[Records]
◇ ◇ ◇ ◇

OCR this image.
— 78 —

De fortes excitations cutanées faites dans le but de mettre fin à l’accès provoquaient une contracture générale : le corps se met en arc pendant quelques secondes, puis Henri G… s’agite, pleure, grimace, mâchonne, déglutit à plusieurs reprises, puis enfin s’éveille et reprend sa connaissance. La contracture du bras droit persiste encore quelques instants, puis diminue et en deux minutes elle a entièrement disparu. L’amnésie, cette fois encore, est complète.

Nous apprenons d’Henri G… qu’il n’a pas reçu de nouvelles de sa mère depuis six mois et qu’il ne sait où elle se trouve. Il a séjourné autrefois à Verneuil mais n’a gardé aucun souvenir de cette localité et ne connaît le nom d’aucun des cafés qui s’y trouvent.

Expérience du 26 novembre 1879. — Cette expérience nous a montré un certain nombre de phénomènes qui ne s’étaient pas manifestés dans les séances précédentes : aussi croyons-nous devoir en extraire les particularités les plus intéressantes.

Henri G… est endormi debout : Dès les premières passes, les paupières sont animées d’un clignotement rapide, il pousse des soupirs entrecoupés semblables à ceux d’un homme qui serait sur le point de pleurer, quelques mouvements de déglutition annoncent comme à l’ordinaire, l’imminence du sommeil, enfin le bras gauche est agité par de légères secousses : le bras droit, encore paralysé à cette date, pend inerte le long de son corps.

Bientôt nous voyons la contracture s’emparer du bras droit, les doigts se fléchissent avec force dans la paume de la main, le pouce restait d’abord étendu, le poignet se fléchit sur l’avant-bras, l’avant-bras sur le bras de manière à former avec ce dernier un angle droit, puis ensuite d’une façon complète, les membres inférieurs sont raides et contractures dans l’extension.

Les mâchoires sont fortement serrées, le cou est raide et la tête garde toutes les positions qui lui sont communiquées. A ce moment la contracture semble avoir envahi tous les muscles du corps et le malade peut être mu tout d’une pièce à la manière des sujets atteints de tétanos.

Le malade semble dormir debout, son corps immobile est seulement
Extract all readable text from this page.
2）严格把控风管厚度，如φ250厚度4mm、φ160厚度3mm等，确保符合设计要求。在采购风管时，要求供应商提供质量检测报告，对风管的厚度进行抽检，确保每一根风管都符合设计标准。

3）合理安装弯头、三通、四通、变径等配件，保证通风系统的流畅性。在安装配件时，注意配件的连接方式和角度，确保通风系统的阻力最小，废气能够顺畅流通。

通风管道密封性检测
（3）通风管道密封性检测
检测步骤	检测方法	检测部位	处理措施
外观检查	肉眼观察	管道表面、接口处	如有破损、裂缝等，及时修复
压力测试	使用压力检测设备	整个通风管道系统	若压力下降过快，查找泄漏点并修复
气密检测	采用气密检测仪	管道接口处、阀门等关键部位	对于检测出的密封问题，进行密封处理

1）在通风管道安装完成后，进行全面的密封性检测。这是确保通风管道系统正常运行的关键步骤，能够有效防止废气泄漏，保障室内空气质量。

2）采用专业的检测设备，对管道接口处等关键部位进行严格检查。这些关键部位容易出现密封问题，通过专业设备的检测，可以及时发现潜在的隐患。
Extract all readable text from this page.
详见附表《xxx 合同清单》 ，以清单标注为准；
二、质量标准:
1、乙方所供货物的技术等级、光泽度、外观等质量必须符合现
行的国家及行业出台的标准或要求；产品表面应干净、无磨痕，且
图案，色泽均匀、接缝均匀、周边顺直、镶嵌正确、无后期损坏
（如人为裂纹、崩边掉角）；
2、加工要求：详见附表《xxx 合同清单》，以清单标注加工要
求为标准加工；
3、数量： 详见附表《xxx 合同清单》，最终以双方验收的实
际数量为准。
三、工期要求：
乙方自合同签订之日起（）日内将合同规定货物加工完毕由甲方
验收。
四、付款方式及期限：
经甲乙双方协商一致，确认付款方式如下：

◇ ◇ ◇ ◇

THE EXERCISE :: Return all lines containing the word "malade".

EXERCISE ANSWER ::
Les mâchoires sont fortement serrées, le cou est raide et la tête garde toutes les positions qui lui sont communiquées. A ce moment la contracture semble avoir envahi tous les muscles du corps et le malade peut être mu tout d’une pièce à la manière des sujets atteints de tétanos.
Le malade semble dormir debout, son corps immobile est seulement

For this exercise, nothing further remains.